* INFORMATION PROVIDED
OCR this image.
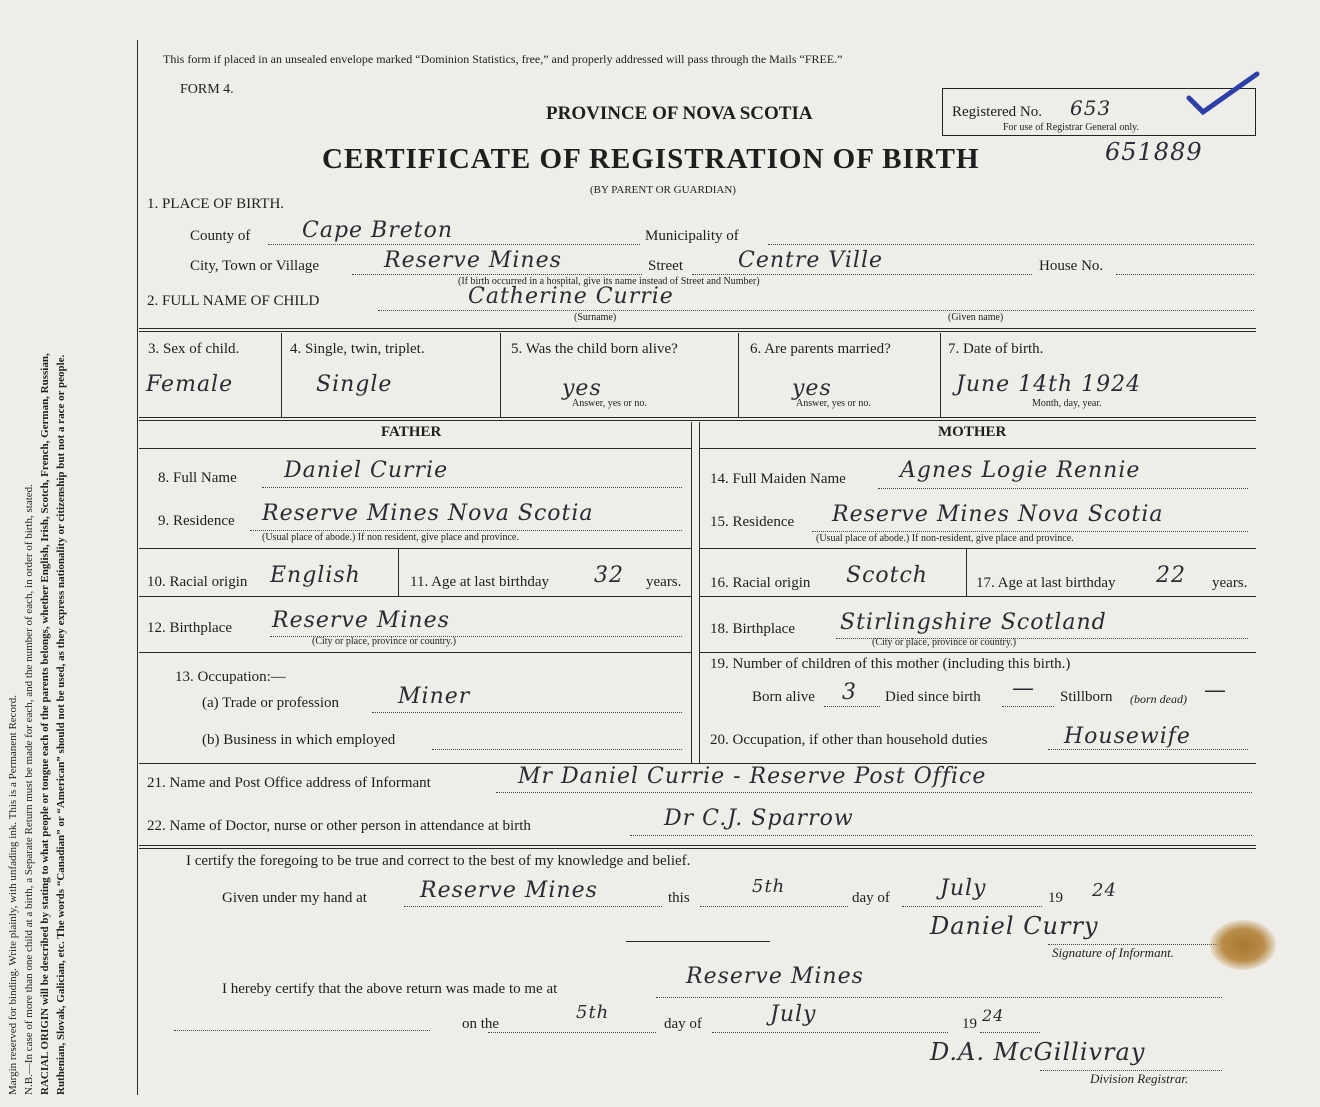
Margin reserved for binding. Write plainly, with unfading ink. This is a Permanent Record. N.B.—In case of more than one child at a birth, a Separate Return must be made for each, and the number of each, in order of birth, stated. RACIAL ORIGIN will be described by stating to what people or tongue each of the parents belongs, whether English, Irish, Scotch, French, German, Russian, Ruthenian, Slovak, Galician, etc. The words “Canadian” or “American” should not be used, as they express nationality or citizenship but not a race or people.
This form if placed in an unsealed envelope marked “Dominion Statistics, free,” and properly addressed will pass through the Mails “FREE.”
FORM 4.
PROVINCE OF NOVA SCOTIA
CERTIFICATE OF REGISTRATION OF BIRTH
(BY PARENT OR GUARDIAN)
651889
Registered No. 653
For use of Registrar General only.
1. PLACE OF BIRTH.
County of Cape Breton	Municipality of
City, Town or Village	Reserve Mines	Street	Centre Ville	House No.
(If birth occurred in a hospital, give its name instead of Street and Number)
2. FULL NAME OF CHILD	Catherine Currie
(Surname)	(Given name)
3. Sex of child.
Female
4. Single, twin, triplet.
Single
5. Was the child born alive?
yes
Answer, yes or no.
6. Are parents married?
yes
Answer, yes or no.
7. Date of birth.
June 14th 1924
Month, day, year.
FATHER	MOTHER
8. Full Name Daniel Currie
9. Residence Reserve Mines Nova Scotia
(Usual place of abode.) If non resident, give place and province.
10. Racial origin English	11. Age at last birthday 32 years.
12. Birthplace Reserve Mines
(City or place, province or country.)
13. Occupation:—
(a) Trade or profession	Miner
(b) Business in which employed
14. Full Maiden Name Agnes Logie Rennie
15. Residence Reserve Mines Nova Scotia
(Usual place of abode.) If non-resident, give place and province.
16. Racial origin Scotch	17. Age at last birthday 22 years.
18. Birthplace Stirlingshire Scotland
(City or place, province or country.)
19. Number of children of this mother (including this birth.)
Born alive 3 Died since birth — Stillborn (born dead) —
20. Occupation, if other than household duties	Housewife
21. Name and Post Office address of Informant	Mr Daniel Currie - Reserve Post Office
22. Name of Doctor, nurse or other person in attendance at birth	Dr C.J. Sparrow
I certify the foregoing to be true and correct to the best of my knowledge and belief.
Given under my hand at Reserve Mines	this
5th
day of July	19 24
Daniel Curry
Signature of Informant.
I hereby certify that the above return was made to me at	Reserve Mines
on the
5th
day of	July	19 24
D.A. McGillivray
Division Registrar.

* YOUR GOAL
Leave out the pictures and copy everything else in the records word for word.

* SOLVED EXERCISE
OCR this image.
Margin reserved for binding. Write plainly, with unfading ink. This is a Permanent Record. N.B.—In case of more than one child at a birth, a Separate Return must be made for each, and the number of each, in order of birth, stated. RACIAL ORIGIN will be described by stating to what people or tongue each of the parents belongs, whether English, Irish, Scotch, French, German, Russian, Ruthenian, Slovak, Galician, etc. The words “Canadian” or “American” should not be used, as they express nationality or citizenship but not a race or people.
This form if placed in an unsealed envelope marked “Dominion Statistics, free,” and properly addressed will pass through the Mails “FREE.”
FORM 4.
PROVINCE OF NOVA SCOTIA
CERTIFICATE OF REGISTRATION OF BIRTH
(BY PARENT OR GUARDIAN)
651889
Registered No. 653
For use of Registrar General only.
1. PLACE OF BIRTH.
County of Cape Breton	Municipality of
City, Town or Village	Reserve Mines	Street	Centre Ville	House No.
(If birth occurred in a hospital, give its name instead of Street and Number)
2. FULL NAME OF CHILD	Catherine Currie
(Surname)	(Given name)
3. Sex of child.
Female
4. Single, twin, triplet.
Single
5. Was the child born alive?
yes
Answer, yes or no.
6. Are parents married?
yes
Answer, yes or no.
7. Date of birth.
June 14th 1924
Month, day, year.
FATHER	MOTHER
8. Full Name Daniel Currie
9. Residence Reserve Mines Nova Scotia
(Usual place of abode.) If non resident, give place and province.
10. Racial origin English	11. Age at last birthday 32 years.
12. Birthplace Reserve Mines
(City or place, province or country.)
13. Occupation:—
(a) Trade or profession	Miner
(b) Business in which employed
14. Full Maiden Name Agnes Logie Rennie
15. Residence Reserve Mines Nova Scotia
(Usual place of abode.) If non-resident, give place and province.
16. Racial origin Scotch	17. Age at last birthday 22 years.
18. Birthplace Stirlingshire Scotland
(City or place, province or country.)
19. Number of children of this mother (including this birth.)
Born alive 3 Died since birth — Stillborn (born dead) —
20. Occupation, if other than household duties	Housewife
21. Name and Post Office address of Informant	Mr Daniel Currie - Reserve Post Office
22. Name of Doctor, nurse or other person in attendance at birth	Dr C.J. Sparrow
I certify the foregoing to be true and correct to the best of my knowledge and belief.
Given under my hand at Reserve Mines	this
5th
day of July	19 24
Daniel Curry
Signature of Informant.
I hereby certify that the above return was made to me at	Reserve Mines
on the
5th
day of	July	19 24
D.A. McGillivray
Division Registrar.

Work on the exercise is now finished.